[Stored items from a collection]
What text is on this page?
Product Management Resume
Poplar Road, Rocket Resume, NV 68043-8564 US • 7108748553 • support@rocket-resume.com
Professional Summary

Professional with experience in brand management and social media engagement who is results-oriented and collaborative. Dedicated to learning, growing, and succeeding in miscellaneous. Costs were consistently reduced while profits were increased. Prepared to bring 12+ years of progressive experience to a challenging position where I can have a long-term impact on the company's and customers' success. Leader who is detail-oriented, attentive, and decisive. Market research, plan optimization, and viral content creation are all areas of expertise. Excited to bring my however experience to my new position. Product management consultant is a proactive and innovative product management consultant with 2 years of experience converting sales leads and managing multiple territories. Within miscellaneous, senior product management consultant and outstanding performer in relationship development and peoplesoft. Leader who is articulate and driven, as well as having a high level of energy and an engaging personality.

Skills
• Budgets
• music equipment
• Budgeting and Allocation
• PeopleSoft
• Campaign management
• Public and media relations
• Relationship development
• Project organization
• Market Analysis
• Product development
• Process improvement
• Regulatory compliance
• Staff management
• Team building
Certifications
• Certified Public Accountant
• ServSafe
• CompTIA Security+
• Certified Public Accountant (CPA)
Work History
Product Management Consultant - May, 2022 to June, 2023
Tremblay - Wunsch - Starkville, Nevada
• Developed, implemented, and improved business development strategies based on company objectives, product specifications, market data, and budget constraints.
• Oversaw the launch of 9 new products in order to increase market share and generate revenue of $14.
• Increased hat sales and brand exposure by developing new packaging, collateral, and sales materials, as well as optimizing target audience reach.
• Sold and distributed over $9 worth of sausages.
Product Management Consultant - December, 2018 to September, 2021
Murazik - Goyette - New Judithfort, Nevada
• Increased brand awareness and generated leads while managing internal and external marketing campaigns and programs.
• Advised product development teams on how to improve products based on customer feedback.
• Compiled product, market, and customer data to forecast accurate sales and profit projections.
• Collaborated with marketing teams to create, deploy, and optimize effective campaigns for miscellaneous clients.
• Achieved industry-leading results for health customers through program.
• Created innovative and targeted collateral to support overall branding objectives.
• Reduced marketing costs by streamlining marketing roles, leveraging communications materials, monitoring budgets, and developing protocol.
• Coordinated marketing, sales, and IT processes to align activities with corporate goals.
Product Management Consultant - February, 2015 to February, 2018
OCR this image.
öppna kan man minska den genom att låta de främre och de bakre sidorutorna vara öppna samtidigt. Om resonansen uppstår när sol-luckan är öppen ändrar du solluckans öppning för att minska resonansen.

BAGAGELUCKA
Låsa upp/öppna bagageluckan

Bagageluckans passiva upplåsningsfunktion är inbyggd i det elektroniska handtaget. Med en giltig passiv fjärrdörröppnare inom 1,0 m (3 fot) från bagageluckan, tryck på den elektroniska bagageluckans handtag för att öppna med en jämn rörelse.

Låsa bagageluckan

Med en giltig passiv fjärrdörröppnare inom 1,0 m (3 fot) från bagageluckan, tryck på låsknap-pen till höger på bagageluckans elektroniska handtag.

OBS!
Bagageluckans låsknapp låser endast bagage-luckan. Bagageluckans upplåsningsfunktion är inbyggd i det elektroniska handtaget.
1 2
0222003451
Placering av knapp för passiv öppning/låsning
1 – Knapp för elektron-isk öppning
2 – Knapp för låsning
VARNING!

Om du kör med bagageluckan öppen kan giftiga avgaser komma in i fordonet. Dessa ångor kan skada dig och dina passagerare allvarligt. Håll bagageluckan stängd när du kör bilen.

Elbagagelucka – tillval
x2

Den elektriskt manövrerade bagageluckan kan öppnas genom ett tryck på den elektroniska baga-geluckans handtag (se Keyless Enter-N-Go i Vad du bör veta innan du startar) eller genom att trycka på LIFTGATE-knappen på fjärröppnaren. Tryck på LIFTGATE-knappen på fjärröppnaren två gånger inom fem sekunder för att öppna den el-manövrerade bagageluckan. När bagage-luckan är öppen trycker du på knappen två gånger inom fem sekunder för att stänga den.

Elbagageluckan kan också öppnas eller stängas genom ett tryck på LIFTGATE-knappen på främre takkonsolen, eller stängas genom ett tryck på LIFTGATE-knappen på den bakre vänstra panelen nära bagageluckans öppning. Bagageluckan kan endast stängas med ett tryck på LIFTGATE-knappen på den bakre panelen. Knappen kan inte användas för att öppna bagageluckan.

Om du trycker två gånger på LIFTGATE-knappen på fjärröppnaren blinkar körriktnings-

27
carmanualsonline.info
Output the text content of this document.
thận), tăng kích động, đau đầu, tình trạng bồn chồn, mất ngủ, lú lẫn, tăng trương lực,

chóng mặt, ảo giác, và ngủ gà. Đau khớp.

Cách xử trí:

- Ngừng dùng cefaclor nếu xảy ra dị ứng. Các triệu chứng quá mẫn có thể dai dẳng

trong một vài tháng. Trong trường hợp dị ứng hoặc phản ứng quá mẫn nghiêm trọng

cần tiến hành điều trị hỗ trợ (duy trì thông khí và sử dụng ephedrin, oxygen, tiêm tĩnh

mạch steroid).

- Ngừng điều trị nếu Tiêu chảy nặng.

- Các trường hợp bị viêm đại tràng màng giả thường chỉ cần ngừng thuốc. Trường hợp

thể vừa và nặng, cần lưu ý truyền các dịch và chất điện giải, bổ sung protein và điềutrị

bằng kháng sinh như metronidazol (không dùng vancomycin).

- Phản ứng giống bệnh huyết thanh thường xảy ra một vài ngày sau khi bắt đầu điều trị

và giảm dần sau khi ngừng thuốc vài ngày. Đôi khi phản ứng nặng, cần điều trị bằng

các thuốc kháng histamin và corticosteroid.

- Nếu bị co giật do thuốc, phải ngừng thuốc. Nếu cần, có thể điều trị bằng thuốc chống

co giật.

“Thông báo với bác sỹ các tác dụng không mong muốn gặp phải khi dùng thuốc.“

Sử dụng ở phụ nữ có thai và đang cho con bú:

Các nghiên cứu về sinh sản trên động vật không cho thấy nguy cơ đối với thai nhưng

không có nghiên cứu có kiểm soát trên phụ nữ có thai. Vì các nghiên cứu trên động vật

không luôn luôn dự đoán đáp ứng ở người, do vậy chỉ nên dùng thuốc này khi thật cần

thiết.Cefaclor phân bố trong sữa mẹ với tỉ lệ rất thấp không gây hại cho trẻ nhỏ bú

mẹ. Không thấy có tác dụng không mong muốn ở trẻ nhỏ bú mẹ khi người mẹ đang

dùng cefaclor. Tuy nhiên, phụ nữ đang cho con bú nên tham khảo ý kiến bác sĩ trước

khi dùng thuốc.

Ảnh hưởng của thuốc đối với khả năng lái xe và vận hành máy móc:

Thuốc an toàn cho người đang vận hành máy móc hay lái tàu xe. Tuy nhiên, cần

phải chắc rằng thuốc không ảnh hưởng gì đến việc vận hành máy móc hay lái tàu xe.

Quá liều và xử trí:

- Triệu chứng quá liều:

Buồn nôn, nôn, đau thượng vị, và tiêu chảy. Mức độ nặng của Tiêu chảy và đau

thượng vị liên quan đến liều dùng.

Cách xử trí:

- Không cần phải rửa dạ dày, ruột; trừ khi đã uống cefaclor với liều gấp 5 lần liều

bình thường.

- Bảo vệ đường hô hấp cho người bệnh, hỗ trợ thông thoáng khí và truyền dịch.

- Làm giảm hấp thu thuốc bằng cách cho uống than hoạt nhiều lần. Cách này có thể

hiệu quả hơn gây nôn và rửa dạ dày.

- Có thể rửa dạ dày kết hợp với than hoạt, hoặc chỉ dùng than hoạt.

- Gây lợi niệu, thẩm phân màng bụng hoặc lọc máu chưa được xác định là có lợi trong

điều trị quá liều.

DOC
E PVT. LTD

WHAT YOU HAVE TO DO >> The response should consist of all the entries, reproduced word for word.

EXERCISE RESULT >>
What text is on this page?
Product Management Resume
Poplar Road, Rocket Resume, NV 68043-8564 US • 7108748553 • support@rocket-resume.com
Professional Summary

Professional with experience in brand management and social media engagement who is results-oriented and collaborative. Dedicated to learning, growing, and succeeding in miscellaneous. Costs were consistently reduced while profits were increased. Prepared to bring 12+ years of progressive experience to a challenging position where I can have a long-term impact on the company's and customers' success. Leader who is detail-oriented, attentive, and decisive. Market research, plan optimization, and viral content creation are all areas of expertise. Excited to bring my however experience to my new position. Product management consultant is a proactive and innovative product management consultant with 2 years of experience converting sales leads and managing multiple territories. Within miscellaneous, senior product management consultant and outstanding performer in relationship development and peoplesoft. Leader who is articulate and driven, as well as having a high level of energy and an engaging personality.

Skills
• Budgets
• music equipment
• Budgeting and Allocation
• PeopleSoft
• Campaign management
• Public and media relations
• Relationship development
• Project organization
• Market Analysis
• Product development
• Process improvement
• Regulatory compliance
• Staff management
• Team building
Certifications
• Certified Public Accountant
• ServSafe
• CompTIA Security+
• Certified Public Accountant (CPA)
Work History
Product Management Consultant - May, 2022 to June, 2023
Tremblay - Wunsch - Starkville, Nevada
• Developed, implemented, and improved business development strategies based on company objectives, product specifications, market data, and budget constraints.
• Oversaw the launch of 9 new products in order to increase market share and generate revenue of $14.
• Increased hat sales and brand exposure by developing new packaging, collateral, and sales materials, as well as optimizing target audience reach.
• Sold and distributed over $9 worth of sausages.
Product Management Consultant - December, 2018 to September, 2021
Murazik - Goyette - New Judithfort, Nevada
• Increased brand awareness and generated leads while managing internal and external marketing campaigns and programs.
• Advised product development teams on how to improve products based on customer feedback.
• Compiled product, market, and customer data to forecast accurate sales and profit projections.
• Collaborated with marketing teams to create, deploy, and optimize effective campaigns for miscellaneous clients.
• Achieved industry-leading results for health customers through program.
• Created innovative and targeted collateral to support overall branding objectives.
• Reduced marketing costs by streamlining marketing roles, leveraging communications materials, monitoring budgets, and developing protocol.
• Coordinated marketing, sales, and IT processes to align activities with corporate goals.
Product Management Consultant - February, 2015 to February, 2018
OCR this image.
öppna kan man minska den genom att låta de främre och de bakre sidorutorna vara öppna samtidigt. Om resonansen uppstår när sol-luckan är öppen ändrar du solluckans öppning för att minska resonansen.

BAGAGELUCKA
Låsa upp/öppna bagageluckan

Bagageluckans passiva upplåsningsfunktion är inbyggd i det elektroniska handtaget. Med en giltig passiv fjärrdörröppnare inom 1,0 m (3 fot) från bagageluckan, tryck på den elektroniska bagageluckans handtag för att öppna med en jämn rörelse.

Låsa bagageluckan

Med en giltig passiv fjärrdörröppnare inom 1,0 m (3 fot) från bagageluckan, tryck på låsknap-pen till höger på bagageluckans elektroniska handtag.

OBS!
Bagageluckans låsknapp låser endast bagage-luckan. Bagageluckans upplåsningsfunktion är inbyggd i det elektroniska handtaget.
1 2
0222003451
Placering av knapp för passiv öppning/låsning
1 – Knapp för elektron-isk öppning
2 – Knapp för låsning
VARNING!

Om du kör med bagageluckan öppen kan giftiga avgaser komma in i fordonet. Dessa ångor kan skada dig och dina passagerare allvarligt. Håll bagageluckan stängd när du kör bilen.

Elbagagelucka – tillval
x2

Den elektriskt manövrerade bagageluckan kan öppnas genom ett tryck på den elektroniska baga-geluckans handtag (se Keyless Enter-N-Go i Vad du bör veta innan du startar) eller genom att trycka på LIFTGATE-knappen på fjärröppnaren. Tryck på LIFTGATE-knappen på fjärröppnaren två gånger inom fem sekunder för att öppna den el-manövrerade bagageluckan. När bagage-luckan är öppen trycker du på knappen två gånger inom fem sekunder för att stänga den.

Elbagageluckan kan också öppnas eller stängas genom ett tryck på LIFTGATE-knappen på främre takkonsolen, eller stängas genom ett tryck på LIFTGATE-knappen på den bakre vänstra panelen nära bagageluckans öppning. Bagageluckan kan endast stängas med ett tryck på LIFTGATE-knappen på den bakre panelen. Knappen kan inte användas för att öppna bagageluckan.

Om du trycker två gånger på LIFTGATE-knappen på fjärröppnaren blinkar körriktnings-

27
carmanualsonline.info
Output the text content of this document.
thận), tăng kích động, đau đầu, tình trạng bồn chồn, mất ngủ, lú lẫn, tăng trương lực,

chóng mặt, ảo giác, và ngủ gà. Đau khớp.

Cách xử trí:

- Ngừng dùng cefaclor nếu xảy ra dị ứng. Các triệu chứng quá mẫn có thể dai dẳng

trong một vài tháng. Trong trường hợp dị ứng hoặc phản ứng quá mẫn nghiêm trọng

cần tiến hành điều trị hỗ trợ (duy trì thông khí và sử dụng ephedrin, oxygen, tiêm tĩnh

mạch steroid).

- Ngừng điều trị nếu Tiêu chảy nặng.

- Các trường hợp bị viêm đại tràng màng giả thường chỉ cần ngừng thuốc. Trường hợp

thể vừa và nặng, cần lưu ý truyền các dịch và chất điện giải, bổ sung protein và điềutrị

bằng kháng sinh như metronidazol (không dùng vancomycin).

- Phản ứng giống bệnh huyết thanh thường xảy ra một vài ngày sau khi bắt đầu điều trị

và giảm dần sau khi ngừng thuốc vài ngày. Đôi khi phản ứng nặng, cần điều trị bằng

các thuốc kháng histamin và corticosteroid.

- Nếu bị co giật do thuốc, phải ngừng thuốc. Nếu cần, có thể điều trị bằng thuốc chống

co giật.

“Thông báo với bác sỹ các tác dụng không mong muốn gặp phải khi dùng thuốc.“

Sử dụng ở phụ nữ có thai và đang cho con bú:

Các nghiên cứu về sinh sản trên động vật không cho thấy nguy cơ đối với thai nhưng

không có nghiên cứu có kiểm soát trên phụ nữ có thai. Vì các nghiên cứu trên động vật

không luôn luôn dự đoán đáp ứng ở người, do vậy chỉ nên dùng thuốc này khi thật cần

thiết.Cefaclor phân bố trong sữa mẹ với tỉ lệ rất thấp không gây hại cho trẻ nhỏ bú

mẹ. Không thấy có tác dụng không mong muốn ở trẻ nhỏ bú mẹ khi người mẹ đang

dùng cefaclor. Tuy nhiên, phụ nữ đang cho con bú nên tham khảo ý kiến bác sĩ trước

khi dùng thuốc.

Ảnh hưởng của thuốc đối với khả năng lái xe và vận hành máy móc:

Thuốc an toàn cho người đang vận hành máy móc hay lái tàu xe. Tuy nhiên, cần

phải chắc rằng thuốc không ảnh hưởng gì đến việc vận hành máy móc hay lái tàu xe.

Quá liều và xử trí:

- Triệu chứng quá liều:

Buồn nôn, nôn, đau thượng vị, và tiêu chảy. Mức độ nặng của Tiêu chảy và đau

thượng vị liên quan đến liều dùng.

Cách xử trí:

- Không cần phải rửa dạ dày, ruột; trừ khi đã uống cefaclor với liều gấp 5 lần liều

bình thường.

- Bảo vệ đường hô hấp cho người bệnh, hỗ trợ thông thoáng khí và truyền dịch.

- Làm giảm hấp thu thuốc bằng cách cho uống than hoạt nhiều lần. Cách này có thể

hiệu quả hơn gây nôn và rửa dạ dày.

- Có thể rửa dạ dày kết hợp với than hoạt, hoặc chỉ dùng than hoạt.

- Gây lợi niệu, thẩm phân màng bụng hoặc lọc máu chưa được xác định là có lợi trong

điều trị quá liều.

DOC
E PVT. LTD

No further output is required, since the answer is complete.